=== Prompt ===
Return the records that follow, matching each one exactly.

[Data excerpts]
[start]
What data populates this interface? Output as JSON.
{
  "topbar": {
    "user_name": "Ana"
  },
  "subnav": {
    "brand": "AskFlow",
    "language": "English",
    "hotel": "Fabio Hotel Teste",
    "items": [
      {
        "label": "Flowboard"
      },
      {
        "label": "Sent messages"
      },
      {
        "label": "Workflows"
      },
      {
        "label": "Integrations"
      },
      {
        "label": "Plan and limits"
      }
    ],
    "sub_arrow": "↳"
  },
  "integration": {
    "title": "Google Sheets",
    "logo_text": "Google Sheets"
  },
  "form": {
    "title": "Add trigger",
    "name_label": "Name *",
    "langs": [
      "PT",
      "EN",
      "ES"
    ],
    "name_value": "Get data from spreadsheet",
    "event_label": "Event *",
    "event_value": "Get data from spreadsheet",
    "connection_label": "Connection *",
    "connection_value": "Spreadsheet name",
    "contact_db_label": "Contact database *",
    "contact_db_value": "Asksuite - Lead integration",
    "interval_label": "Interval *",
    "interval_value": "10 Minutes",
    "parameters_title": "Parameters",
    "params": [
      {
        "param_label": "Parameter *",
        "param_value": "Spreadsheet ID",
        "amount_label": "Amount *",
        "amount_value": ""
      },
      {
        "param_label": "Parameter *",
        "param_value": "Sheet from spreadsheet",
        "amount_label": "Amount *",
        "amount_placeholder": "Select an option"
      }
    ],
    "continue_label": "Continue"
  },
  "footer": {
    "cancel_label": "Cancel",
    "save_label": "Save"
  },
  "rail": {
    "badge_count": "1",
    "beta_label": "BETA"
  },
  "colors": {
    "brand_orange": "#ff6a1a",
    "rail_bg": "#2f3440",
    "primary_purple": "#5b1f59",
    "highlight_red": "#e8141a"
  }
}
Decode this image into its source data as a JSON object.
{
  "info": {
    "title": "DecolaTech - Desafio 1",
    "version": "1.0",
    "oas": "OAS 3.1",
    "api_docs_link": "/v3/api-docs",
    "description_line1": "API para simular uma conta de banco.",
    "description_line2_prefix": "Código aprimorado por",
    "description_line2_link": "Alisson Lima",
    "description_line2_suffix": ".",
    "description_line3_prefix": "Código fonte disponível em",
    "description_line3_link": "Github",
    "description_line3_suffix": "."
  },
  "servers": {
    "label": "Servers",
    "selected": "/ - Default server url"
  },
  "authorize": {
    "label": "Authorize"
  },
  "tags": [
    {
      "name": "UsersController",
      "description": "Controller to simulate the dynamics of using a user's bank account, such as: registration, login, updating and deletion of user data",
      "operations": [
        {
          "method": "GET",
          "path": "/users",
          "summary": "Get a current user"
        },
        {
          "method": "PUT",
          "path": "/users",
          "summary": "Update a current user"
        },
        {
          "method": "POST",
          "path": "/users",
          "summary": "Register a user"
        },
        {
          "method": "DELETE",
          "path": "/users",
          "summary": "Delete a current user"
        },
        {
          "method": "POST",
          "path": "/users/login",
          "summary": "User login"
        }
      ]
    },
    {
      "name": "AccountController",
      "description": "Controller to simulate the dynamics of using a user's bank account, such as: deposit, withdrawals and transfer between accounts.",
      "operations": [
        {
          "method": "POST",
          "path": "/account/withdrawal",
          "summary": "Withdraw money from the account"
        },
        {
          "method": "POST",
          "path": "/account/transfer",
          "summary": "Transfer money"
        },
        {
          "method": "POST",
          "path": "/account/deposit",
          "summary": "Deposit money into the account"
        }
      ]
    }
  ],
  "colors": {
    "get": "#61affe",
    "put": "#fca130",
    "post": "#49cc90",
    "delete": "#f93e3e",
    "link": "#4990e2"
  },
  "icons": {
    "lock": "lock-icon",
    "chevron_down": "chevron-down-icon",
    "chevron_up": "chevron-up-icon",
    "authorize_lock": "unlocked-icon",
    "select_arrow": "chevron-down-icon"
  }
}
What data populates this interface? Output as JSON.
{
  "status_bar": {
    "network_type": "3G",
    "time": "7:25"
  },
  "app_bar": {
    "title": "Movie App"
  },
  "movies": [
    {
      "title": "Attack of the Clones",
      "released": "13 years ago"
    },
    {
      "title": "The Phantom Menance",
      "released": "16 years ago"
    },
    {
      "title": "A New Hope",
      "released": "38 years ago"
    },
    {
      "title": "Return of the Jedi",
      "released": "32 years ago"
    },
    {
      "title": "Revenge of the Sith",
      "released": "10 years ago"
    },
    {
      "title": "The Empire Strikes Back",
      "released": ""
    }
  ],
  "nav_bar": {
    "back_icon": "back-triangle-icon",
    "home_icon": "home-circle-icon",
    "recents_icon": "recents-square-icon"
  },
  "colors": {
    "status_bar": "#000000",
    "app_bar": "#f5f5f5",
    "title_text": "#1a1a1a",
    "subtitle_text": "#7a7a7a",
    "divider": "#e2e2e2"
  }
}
[end]
=== Correct result ===
What data populates this interface? Output as JSON.
{
  "topbar": {
    "user_name": "Ana"
  },
  "subnav": {
    "brand": "AskFlow",
    "language": "English",
    "hotel": "Fabio Hotel Teste",
    "items": [
      {
        "label": "Flowboard"
      },
      {
        "label": "Sent messages"
      },
      {
        "label": "Workflows"
      },
      {
        "label": "Integrations"
      },
      {
        "label": "Plan and limits"
      }
    ],
    "sub_arrow": "↳"
  },
  "integration": {
    "title": "Google Sheets",
    "logo_text": "Google Sheets"
  },
  "form": {
    "title": "Add trigger",
    "name_label": "Name *",
    "langs": [
      "PT",
      "EN",
      "ES"
    ],
    "name_value": "Get data from spreadsheet",
    "event_label": "Event *",
    "event_value": "Get data from spreadsheet",
    "connection_label": "Connection *",
    "connection_value": "Spreadsheet name",
    "contact_db_label": "Contact database *",
    "contact_db_value": "Asksuite - Lead integration",
    "interval_label": "Interval *",
    "interval_value": "10 Minutes",
    "parameters_title": "Parameters",
    "params": [
      {
        "param_label": "Parameter *",
        "param_value": "Spreadsheet ID",
        "amount_label": "Amount *",
        "amount_value": ""
      },
      {
        "param_label": "Parameter *",
        "param_value": "Sheet from spreadsheet",
        "amount_label": "Amount *",
        "amount_placeholder": "Select an option"
      }
    ],
    "continue_label": "Continue"
  },
  "footer": {
    "cancel_label": "Cancel",
    "save_label": "Save"
  },
  "rail": {
    "badge_count": "1",
    "beta_label": "BETA"
  },
  "colors": {
    "brand_orange": "#ff6a1a",
    "rail_bg": "#2f3440",
    "primary_purple": "#5b1f59",
    "highlight_red": "#e8141a"
  }
}
Decode this image into its source data as a JSON object.
{
  "info": {
    "title": "DecolaTech - Desafio 1",
    "version": "1.0",
    "oas": "OAS 3.1",
    "api_docs_link": "/v3/api-docs",
    "description_line1": "API para simular uma conta de banco.",
    "description_line2_prefix": "Código aprimorado por",
    "description_line2_link": "Alisson Lima",
    "description_line2_suffix": ".",
    "description_line3_prefix": "Código fonte disponível em",
    "description_line3_link": "Github",
    "description_line3_suffix": "."
  },
  "servers": {
    "label": "Servers",
    "selected": "/ - Default server url"
  },
  "authorize": {
    "label": "Authorize"
  },
  "tags": [
    {
      "name": "UsersController",
      "description": "Controller to simulate the dynamics of using a user's bank account, such as: registration, login, updating and deletion of user data",
      "operations": [
        {
          "method": "GET",
          "path": "/users",
          "summary": "Get a current user"
        },
        {
          "method": "PUT",
          "path": "/users",
          "summary": "Update a current user"
        },
        {
          "method": "POST",
          "path": "/users",
          "summary": "Register a user"
        },
        {
          "method": "DELETE",
          "path": "/users",
          "summary": "Delete a current user"
        },
        {
          "method": "POST",
          "path": "/users/login",
          "summary": "User login"
        }
      ]
    },
    {
      "name": "AccountController",
      "description": "Controller to simulate the dynamics of using a user's bank account, such as: deposit, withdrawals and transfer between accounts.",
      "operations": [
        {
          "method": "POST",
          "path": "/account/withdrawal",
          "summary": "Withdraw money from the account"
        },
        {
          "method": "POST",
          "path": "/account/transfer",
          "summary": "Transfer money"
        },
        {
          "method": "POST",
          "path": "/account/deposit",
          "summary": "Deposit money into the account"
        }
      ]
    }
  ],
  "colors": {
    "get": "#61affe",
    "put": "#fca130",
    "post": "#49cc90",
    "delete": "#f93e3e",
    "link": "#4990e2"
  },
  "icons": {
    "lock": "lock-icon",
    "chevron_down": "chevron-down-icon",
    "chevron_up": "chevron-up-icon",
    "authorize_lock": "unlocked-icon",
    "select_arrow": "chevron-down-icon"
  }
}
What data populates this interface? Output as JSON.
{
  "status_bar": {
    "network_type": "3G",
    "time": "7:25"
  },
  "app_bar": {
    "title": "Movie App"
  },
  "movies": [
    {
      "title": "Attack of the Clones",
      "released": "13 years ago"
    },
    {
      "title": "The Phantom Menance",
      "released": "16 years ago"
    },
    {
      "title": "A New Hope",
      "released": "38 years ago"
    },
    {
      "title": "Return of the Jedi",
      "released": "32 years ago"
    },
    {
      "title": "Revenge of the Sith",
      "released": "10 years ago"
    },
    {
      "title": "The Empire Strikes Back",
      "released": ""
    }
  ],
  "nav_bar": {
    "back_icon": "back-triangle-icon",
    "home_icon": "home-circle-icon",
    "recents_icon": "recents-square-icon"
  },
  "colors": {
    "status_bar": "#000000",
    "app_bar": "#f5f5f5",
    "title_text": "#1a1a1a",
    "subtitle_text": "#7a7a7a",
    "divider": "#e2e2e2"
  }
}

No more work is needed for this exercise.